- Supplied records
================================
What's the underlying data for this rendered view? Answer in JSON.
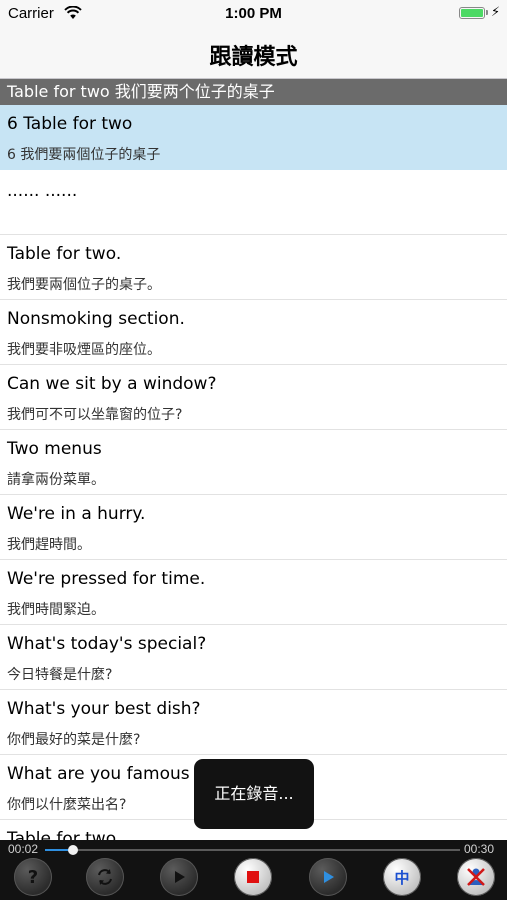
{
  "status_bar": {
    "carrier": "Carrier",
    "time": "1:00 PM"
  },
  "nav": {
    "title": "跟讀模式"
  },
  "section_header": "Table for two 我们要两个位子的桌子",
  "rows": [
    {
      "en": "6 Table for two",
      "zh": "6 我們要兩個位子的桌子"
    },
    {
      "en": "...... ......",
      "zh": ""
    },
    {
      "en": "Table for two.",
      "zh": "我們要兩個位子的桌子。"
    },
    {
      "en": "Nonsmoking section.",
      "zh": "我們要非吸煙區的座位。"
    },
    {
      "en": "Can we sit by a window?",
      "zh": "我們可不可以坐靠窗的位子?"
    },
    {
      "en": "Two menus",
      "zh": "請拿兩份菜單。"
    },
    {
      "en": "We're in a hurry.",
      "zh": "我們趕時間。"
    },
    {
      "en": "We're pressed for time.",
      "zh": "我們時間緊迫。"
    },
    {
      "en": "What's today's special?",
      "zh": "今日特餐是什麼?"
    },
    {
      "en": "What's your best dish?",
      "zh": "你們最好的菜是什麼?"
    },
    {
      "en": "What are you famous for?",
      "zh": "你們以什麼菜出名?"
    },
    {
      "en": "Table for two.",
      "zh": ""
    }
  ],
  "toast": "正在錄音...",
  "player": {
    "current_time": "00:02",
    "total_time": "00:30",
    "progress": 0.067,
    "buttons": {
      "help": "?",
      "chinese": "中"
    }
  },
  "colors": {
    "selected_row": "#c7e4f4",
    "section_header": "#6b6b6b",
    "accent": "#2f8fe0",
    "battery": "#4cd964",
    "record_stop": "#e01010"
  }
}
================================
- Task objective
Look through the entries and work out how many lines have the word "Table" in them; reply with that number only.

- Completed exercise
4